* **EXERCISE GOAL**
Return the entries below in their exact form, leaving the pictures out.

* **DATASET ENTRIES**
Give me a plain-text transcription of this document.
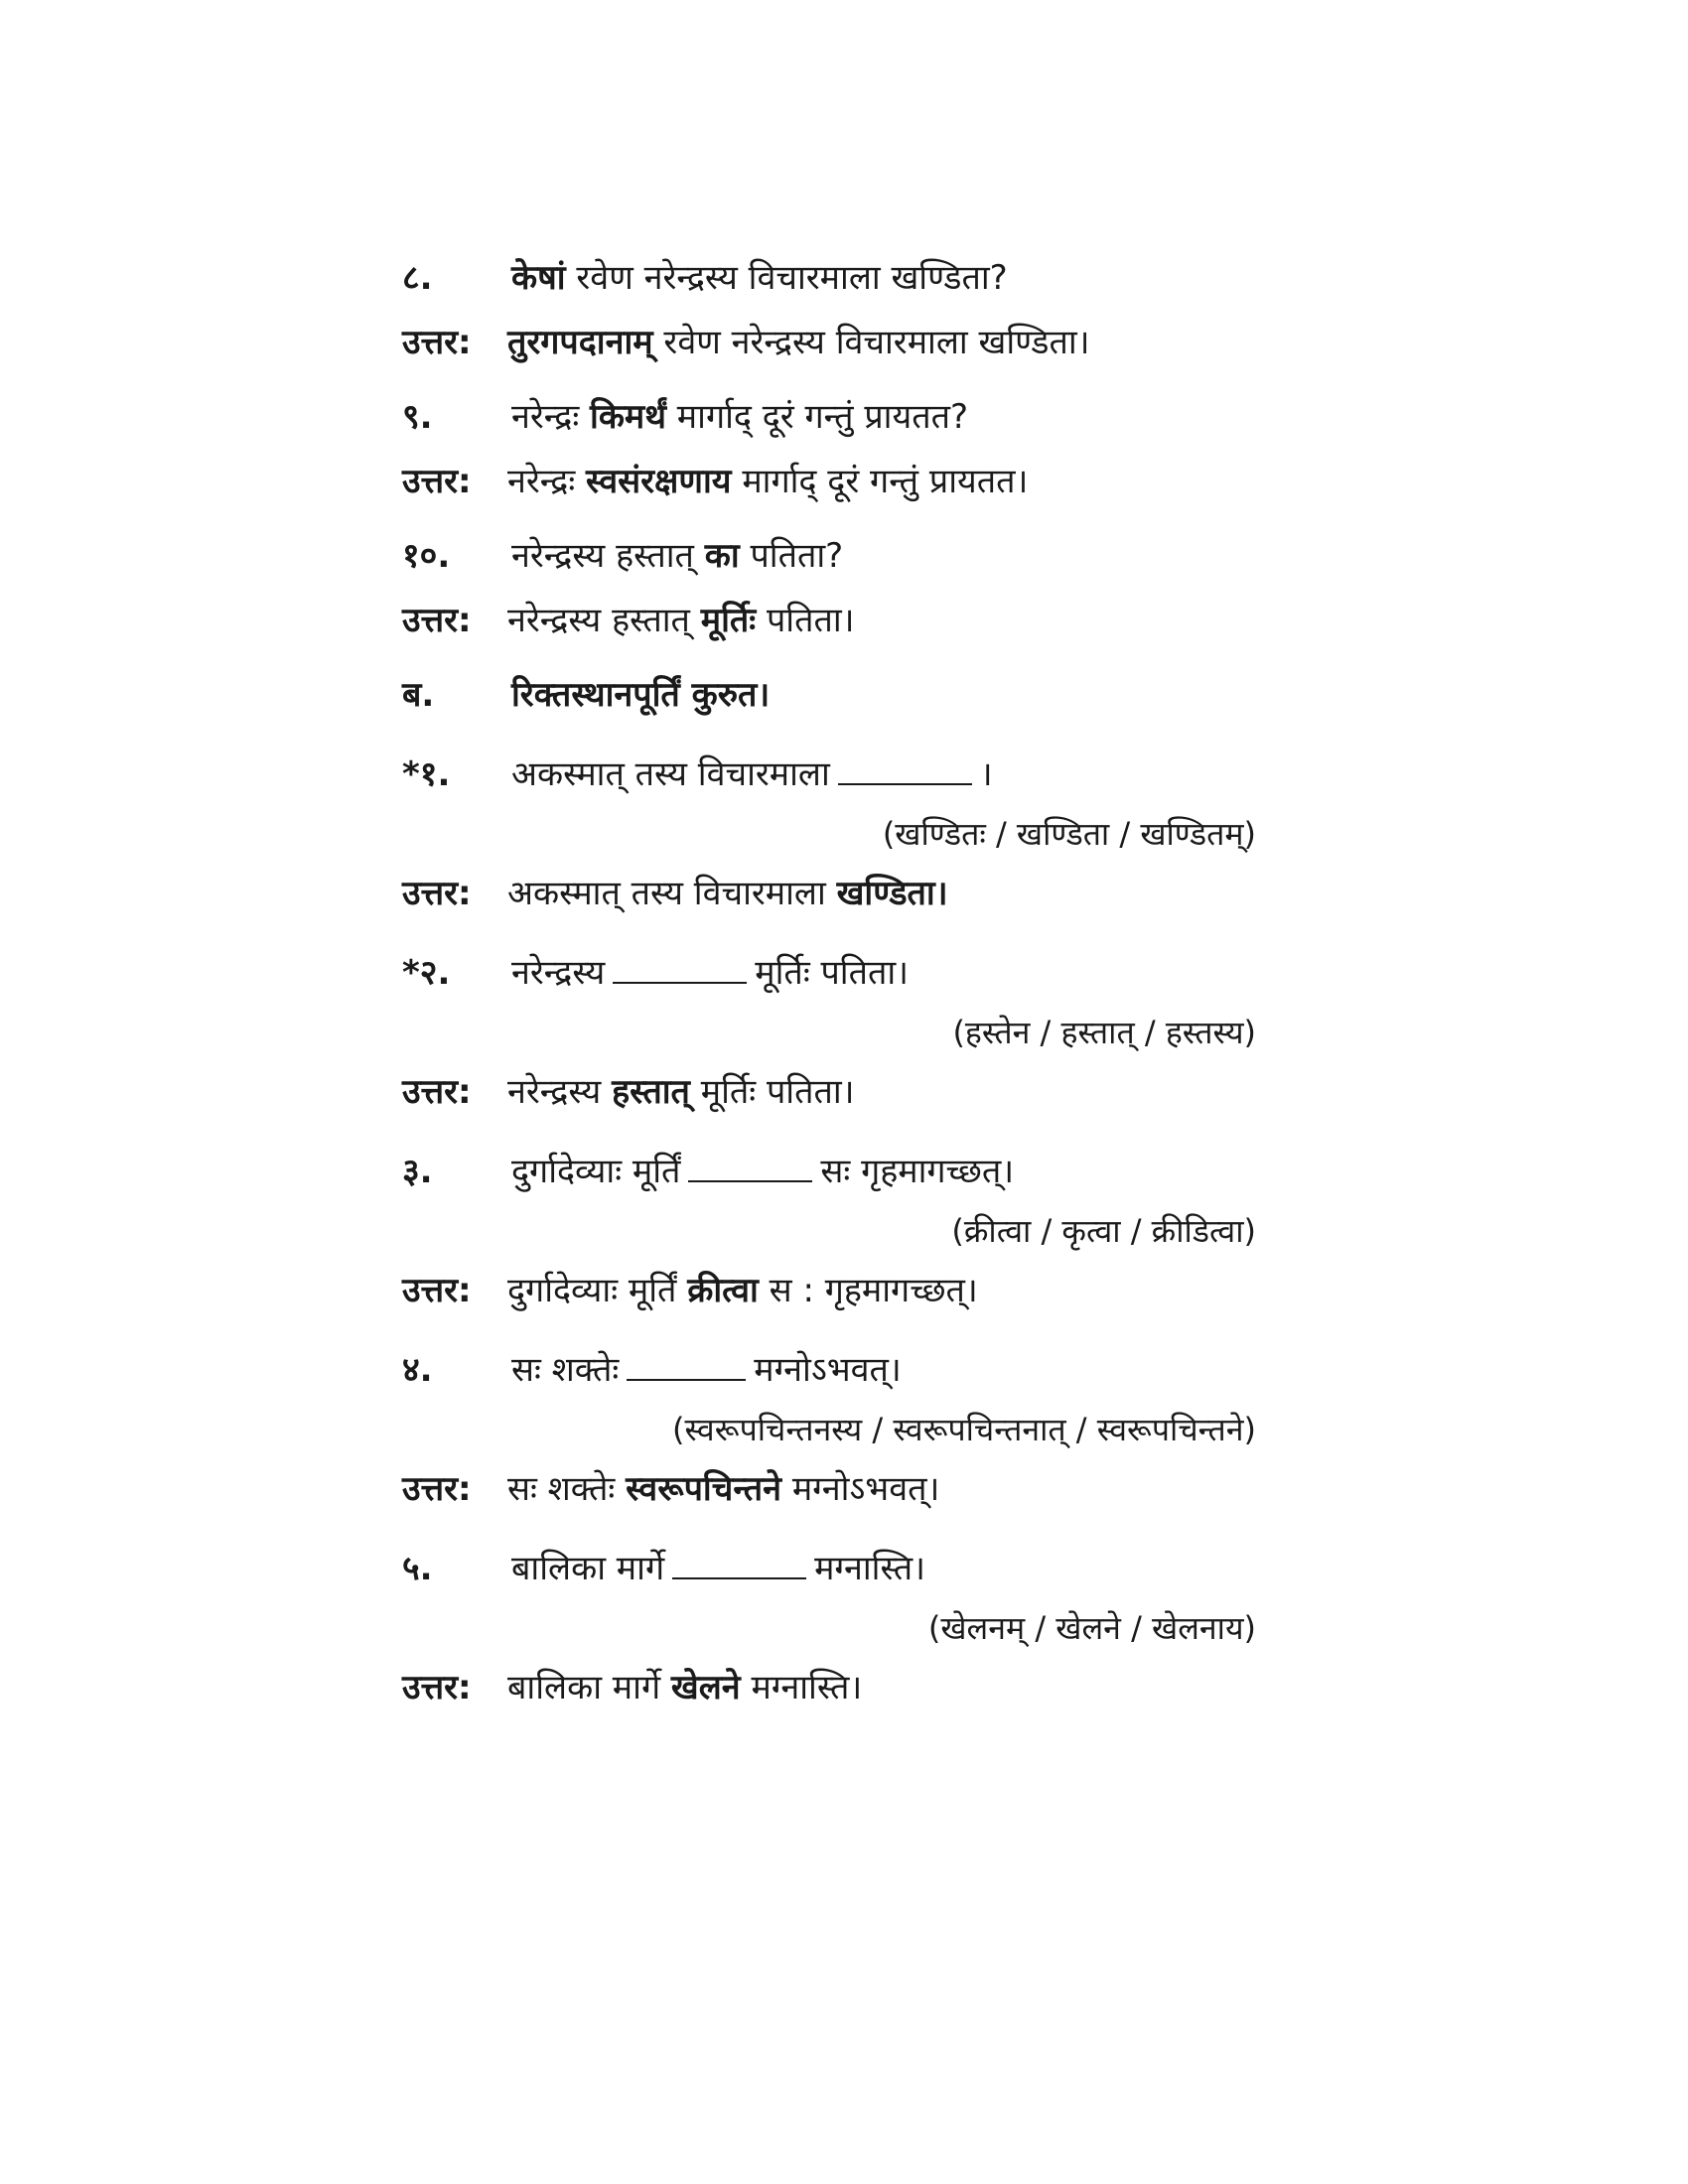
८.	केषां रवेण नरेन्द्रस्य विचारमाला खण्डिता?
उत्तर:	तुरगपदानाम् रवेण नरेन्द्रस्य विचारमाला खण्डिता।
९.	नरेन्द्रः किमर्थं मार्गाद् दूरं गन्तुं प्रायतत?
उत्तर:	नरेन्द्रः स्वसंरक्षणाय मार्गाद् दूरं गन्तुं प्रायतत।
१०.	नरेन्द्रस्य हस्तात् का पतिता?
उत्तर:	नरेन्द्रस्य हस्तात् मूर्तिः पतिता।
ब.	रिक्तस्थानपूर्तिं कुरुत।
*१.	अकस्मात् तस्य विचारमाला	।
(खण्डितः / खण्डिता / खण्डितम्)
उत्तर:	अकस्मात् तस्य विचारमाला खण्डिता।
*२.	नरेन्द्रस्य	मूर्तिः पतिता।
(हस्तेन / हस्तात् / हस्तस्य)
उत्तर:	नरेन्द्रस्य हस्तात् मूर्तिः पतिता।
३.	दुर्गादेव्याः मूर्तिं	सः गृहमागच्छत्।
(क्रीत्वा / कृत्वा / क्रीडित्वा)
उत्तर:	दुर्गादेव्याः मूर्तिं क्रीत्वा स : गृहमागच्छत्।
४.	सः शक्तेः	मग्नोऽभवत्।
(स्वरूपचिन्तनस्य / स्वरूपचिन्तनात् / स्वरूपचिन्तने)
उत्तर:	सः शक्तेः स्वरूपचिन्तने मग्नोऽभवत्।
५.	बालिका मार्गे	मग्नास्ति।
(खेलनम् / खेलने / खेलनाय)
उत्तर:	बालिका मार्गे खेलने मग्नास्ति।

* **ANSWER TO THIS TASK**
Give me a plain-text transcription of this document.
८.	केषां रवेण नरेन्द्रस्य विचारमाला खण्डिता?
उत्तर:	तुरगपदानाम् रवेण नरेन्द्रस्य विचारमाला खण्डिता।
९.	नरेन्द्रः किमर्थं मार्गाद् दूरं गन्तुं प्रायतत?
उत्तर:	नरेन्द्रः स्वसंरक्षणाय मार्गाद् दूरं गन्तुं प्रायतत।
१०.	नरेन्द्रस्य हस्तात् का पतिता?
उत्तर:	नरेन्द्रस्य हस्तात् मूर्तिः पतिता।
ब.	रिक्तस्थानपूर्तिं कुरुत।
*१.	अकस्मात् तस्य विचारमाला	।
(खण्डितः / खण्डिता / खण्डितम्)
उत्तर:	अकस्मात् तस्य विचारमाला खण्डिता।
*२.	नरेन्द्रस्य	मूर्तिः पतिता।
(हस्तेन / हस्तात् / हस्तस्य)
उत्तर:	नरेन्द्रस्य हस्तात् मूर्तिः पतिता।
३.	दुर्गादेव्याः मूर्तिं	सः गृहमागच्छत्।
(क्रीत्वा / कृत्वा / क्रीडित्वा)
उत्तर:	दुर्गादेव्याः मूर्तिं क्रीत्वा स : गृहमागच्छत्।
४.	सः शक्तेः	मग्नोऽभवत्।
(स्वरूपचिन्तनस्य / स्वरूपचिन्तनात् / स्वरूपचिन्तने)
उत्तर:	सः शक्तेः स्वरूपचिन्तने मग्नोऽभवत्।
५.	बालिका मार्गे	मग्नास्ति।
(खेलनम् / खेलने / खेलनाय)
उत्तर:	बालिका मार्गे खेलने मग्नास्ति।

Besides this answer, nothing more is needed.